The input —
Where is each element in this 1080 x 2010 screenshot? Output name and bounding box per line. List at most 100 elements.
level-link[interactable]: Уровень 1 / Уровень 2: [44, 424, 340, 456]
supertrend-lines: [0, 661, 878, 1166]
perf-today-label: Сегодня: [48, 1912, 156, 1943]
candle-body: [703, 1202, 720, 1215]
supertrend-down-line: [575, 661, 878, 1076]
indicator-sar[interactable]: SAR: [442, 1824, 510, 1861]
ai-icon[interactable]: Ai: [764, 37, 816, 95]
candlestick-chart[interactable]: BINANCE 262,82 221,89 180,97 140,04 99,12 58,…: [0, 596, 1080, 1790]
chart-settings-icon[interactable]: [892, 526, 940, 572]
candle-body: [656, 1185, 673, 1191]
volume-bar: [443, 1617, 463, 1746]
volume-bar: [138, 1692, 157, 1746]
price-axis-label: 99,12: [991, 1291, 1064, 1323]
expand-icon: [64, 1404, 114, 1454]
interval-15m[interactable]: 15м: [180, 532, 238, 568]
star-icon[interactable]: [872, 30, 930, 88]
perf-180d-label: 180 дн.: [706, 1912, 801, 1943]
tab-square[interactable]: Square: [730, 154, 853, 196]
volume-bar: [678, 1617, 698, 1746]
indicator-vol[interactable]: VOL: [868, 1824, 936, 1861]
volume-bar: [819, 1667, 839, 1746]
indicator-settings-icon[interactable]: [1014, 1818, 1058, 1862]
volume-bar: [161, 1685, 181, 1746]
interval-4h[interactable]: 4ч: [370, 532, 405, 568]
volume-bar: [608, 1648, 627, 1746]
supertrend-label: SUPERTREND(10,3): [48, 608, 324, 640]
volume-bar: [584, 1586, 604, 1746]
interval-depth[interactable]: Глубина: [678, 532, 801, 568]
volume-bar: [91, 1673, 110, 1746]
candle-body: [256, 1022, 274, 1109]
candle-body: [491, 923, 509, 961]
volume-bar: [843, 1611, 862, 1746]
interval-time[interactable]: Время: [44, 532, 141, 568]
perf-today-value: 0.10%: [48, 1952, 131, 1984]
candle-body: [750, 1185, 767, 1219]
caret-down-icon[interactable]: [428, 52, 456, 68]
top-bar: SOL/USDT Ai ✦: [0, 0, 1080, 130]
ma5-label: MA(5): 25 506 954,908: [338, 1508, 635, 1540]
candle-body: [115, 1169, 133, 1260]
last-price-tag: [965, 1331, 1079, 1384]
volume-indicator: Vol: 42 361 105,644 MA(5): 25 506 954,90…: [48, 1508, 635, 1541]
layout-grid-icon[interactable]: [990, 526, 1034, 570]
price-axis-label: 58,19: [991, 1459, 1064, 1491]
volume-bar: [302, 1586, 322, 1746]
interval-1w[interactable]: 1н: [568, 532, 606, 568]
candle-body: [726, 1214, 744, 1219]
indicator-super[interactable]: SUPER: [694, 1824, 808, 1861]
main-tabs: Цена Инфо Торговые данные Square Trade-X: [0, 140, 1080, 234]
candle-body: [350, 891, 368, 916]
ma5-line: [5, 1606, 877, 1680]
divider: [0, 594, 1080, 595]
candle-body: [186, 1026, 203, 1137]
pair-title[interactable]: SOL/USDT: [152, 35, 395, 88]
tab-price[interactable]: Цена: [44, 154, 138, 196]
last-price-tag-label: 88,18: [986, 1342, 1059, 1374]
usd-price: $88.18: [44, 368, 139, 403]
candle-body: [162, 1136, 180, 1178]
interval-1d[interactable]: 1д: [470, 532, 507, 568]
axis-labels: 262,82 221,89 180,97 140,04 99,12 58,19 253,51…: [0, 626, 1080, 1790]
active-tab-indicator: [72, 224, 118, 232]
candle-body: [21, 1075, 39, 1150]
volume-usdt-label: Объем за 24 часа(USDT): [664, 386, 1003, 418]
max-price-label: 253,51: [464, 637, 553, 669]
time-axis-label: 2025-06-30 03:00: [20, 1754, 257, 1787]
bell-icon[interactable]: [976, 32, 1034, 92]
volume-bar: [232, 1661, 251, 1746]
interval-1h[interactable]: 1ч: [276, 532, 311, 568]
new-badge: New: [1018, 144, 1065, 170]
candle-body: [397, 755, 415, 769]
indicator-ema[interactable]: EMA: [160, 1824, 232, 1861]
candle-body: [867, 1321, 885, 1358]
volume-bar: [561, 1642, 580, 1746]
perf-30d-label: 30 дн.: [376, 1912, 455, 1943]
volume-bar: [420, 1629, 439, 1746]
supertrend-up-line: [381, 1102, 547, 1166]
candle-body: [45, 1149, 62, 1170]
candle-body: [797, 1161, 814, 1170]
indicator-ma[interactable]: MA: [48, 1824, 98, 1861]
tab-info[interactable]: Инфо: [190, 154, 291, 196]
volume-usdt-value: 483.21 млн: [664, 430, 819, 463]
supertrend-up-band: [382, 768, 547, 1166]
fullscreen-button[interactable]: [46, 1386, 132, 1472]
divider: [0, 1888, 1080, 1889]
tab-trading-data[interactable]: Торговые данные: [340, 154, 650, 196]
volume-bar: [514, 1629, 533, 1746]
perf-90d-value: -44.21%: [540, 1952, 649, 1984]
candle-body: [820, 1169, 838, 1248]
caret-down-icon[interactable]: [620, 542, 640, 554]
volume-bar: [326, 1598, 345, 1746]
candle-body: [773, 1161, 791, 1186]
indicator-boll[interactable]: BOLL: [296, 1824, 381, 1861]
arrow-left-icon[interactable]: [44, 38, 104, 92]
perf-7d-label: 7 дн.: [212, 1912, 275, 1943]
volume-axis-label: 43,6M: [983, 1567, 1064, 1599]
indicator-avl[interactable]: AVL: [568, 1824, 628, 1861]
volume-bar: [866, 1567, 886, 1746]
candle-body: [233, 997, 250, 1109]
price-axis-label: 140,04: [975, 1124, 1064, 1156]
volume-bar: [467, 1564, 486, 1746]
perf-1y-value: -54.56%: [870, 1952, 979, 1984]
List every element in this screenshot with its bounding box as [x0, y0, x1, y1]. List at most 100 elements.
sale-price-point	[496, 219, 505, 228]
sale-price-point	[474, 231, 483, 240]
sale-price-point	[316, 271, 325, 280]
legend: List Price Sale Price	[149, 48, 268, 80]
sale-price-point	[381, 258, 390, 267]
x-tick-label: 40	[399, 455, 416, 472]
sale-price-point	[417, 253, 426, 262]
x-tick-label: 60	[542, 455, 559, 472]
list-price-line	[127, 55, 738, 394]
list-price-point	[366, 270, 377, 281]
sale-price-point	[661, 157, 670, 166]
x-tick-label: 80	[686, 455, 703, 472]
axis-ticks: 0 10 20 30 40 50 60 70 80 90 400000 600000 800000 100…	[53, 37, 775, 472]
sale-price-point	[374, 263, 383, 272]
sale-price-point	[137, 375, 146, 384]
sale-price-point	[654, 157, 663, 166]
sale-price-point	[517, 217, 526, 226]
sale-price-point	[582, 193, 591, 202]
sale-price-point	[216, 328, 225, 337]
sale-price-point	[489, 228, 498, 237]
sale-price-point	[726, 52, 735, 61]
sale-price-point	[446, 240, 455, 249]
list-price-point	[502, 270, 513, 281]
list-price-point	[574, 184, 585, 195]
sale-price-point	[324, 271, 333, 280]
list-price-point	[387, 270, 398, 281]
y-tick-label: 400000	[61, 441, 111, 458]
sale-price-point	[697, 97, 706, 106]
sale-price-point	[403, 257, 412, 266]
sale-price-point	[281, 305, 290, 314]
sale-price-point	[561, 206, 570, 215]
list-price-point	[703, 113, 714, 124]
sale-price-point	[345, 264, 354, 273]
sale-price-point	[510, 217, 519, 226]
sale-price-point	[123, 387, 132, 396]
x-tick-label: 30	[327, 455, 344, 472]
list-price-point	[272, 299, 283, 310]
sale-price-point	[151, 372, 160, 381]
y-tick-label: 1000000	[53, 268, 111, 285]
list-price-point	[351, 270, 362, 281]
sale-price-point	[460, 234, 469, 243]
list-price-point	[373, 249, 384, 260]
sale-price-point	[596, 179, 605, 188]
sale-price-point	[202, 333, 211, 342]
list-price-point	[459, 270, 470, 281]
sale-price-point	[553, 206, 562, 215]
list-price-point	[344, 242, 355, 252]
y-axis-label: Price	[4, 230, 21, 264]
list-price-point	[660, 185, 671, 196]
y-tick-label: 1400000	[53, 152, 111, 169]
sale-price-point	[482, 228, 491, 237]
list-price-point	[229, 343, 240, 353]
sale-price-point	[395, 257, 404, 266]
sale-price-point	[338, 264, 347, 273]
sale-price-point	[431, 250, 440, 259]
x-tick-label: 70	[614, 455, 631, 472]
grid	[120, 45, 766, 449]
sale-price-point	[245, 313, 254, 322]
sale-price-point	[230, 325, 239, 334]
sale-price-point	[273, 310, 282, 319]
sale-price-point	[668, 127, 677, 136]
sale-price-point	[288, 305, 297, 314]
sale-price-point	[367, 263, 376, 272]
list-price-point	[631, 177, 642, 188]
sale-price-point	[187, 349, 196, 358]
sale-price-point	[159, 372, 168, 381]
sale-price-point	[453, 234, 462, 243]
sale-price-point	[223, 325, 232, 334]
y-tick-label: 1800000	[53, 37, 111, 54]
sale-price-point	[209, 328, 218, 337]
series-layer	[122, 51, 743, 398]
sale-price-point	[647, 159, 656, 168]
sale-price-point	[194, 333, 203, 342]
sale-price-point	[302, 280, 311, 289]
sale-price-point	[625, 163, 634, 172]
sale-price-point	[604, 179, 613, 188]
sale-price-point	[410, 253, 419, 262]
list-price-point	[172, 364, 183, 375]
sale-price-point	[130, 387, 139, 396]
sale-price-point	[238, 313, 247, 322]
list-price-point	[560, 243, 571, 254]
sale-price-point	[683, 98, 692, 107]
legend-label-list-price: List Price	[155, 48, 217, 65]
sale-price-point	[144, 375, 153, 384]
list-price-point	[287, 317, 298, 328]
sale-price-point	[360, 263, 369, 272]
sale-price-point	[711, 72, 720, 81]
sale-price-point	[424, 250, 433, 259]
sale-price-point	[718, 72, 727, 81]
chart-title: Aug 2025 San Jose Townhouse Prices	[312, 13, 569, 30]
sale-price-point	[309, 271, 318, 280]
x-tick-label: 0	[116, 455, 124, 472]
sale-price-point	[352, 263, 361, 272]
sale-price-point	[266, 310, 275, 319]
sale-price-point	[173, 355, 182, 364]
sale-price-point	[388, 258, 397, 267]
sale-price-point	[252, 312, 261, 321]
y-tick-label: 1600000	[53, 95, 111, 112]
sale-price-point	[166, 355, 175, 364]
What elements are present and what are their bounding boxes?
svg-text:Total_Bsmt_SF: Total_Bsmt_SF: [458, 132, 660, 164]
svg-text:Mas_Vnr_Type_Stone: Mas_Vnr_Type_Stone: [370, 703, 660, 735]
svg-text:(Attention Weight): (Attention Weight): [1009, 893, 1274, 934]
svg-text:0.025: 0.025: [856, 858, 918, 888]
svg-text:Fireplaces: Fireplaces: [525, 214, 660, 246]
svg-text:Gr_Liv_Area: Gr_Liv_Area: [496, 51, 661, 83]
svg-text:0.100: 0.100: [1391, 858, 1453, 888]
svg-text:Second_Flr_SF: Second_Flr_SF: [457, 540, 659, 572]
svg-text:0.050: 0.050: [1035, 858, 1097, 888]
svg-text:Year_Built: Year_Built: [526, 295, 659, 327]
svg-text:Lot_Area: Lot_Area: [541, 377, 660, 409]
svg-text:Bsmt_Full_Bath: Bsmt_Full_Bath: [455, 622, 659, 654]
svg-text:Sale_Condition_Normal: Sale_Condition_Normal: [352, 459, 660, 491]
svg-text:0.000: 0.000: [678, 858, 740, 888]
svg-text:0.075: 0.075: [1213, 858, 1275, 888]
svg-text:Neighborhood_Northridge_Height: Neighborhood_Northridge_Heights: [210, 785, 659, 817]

Goal — Which lines in the listing above contain the string "this"? Show each of them in full.

Answer in full —
Where is each element in this 1080 x 2010 screenshot? Output name and bounding box per line. List at most 100 elements.
List every element in this screenshot with its bounding box as [x0, y0, x1, y1]. List at most 100 elements.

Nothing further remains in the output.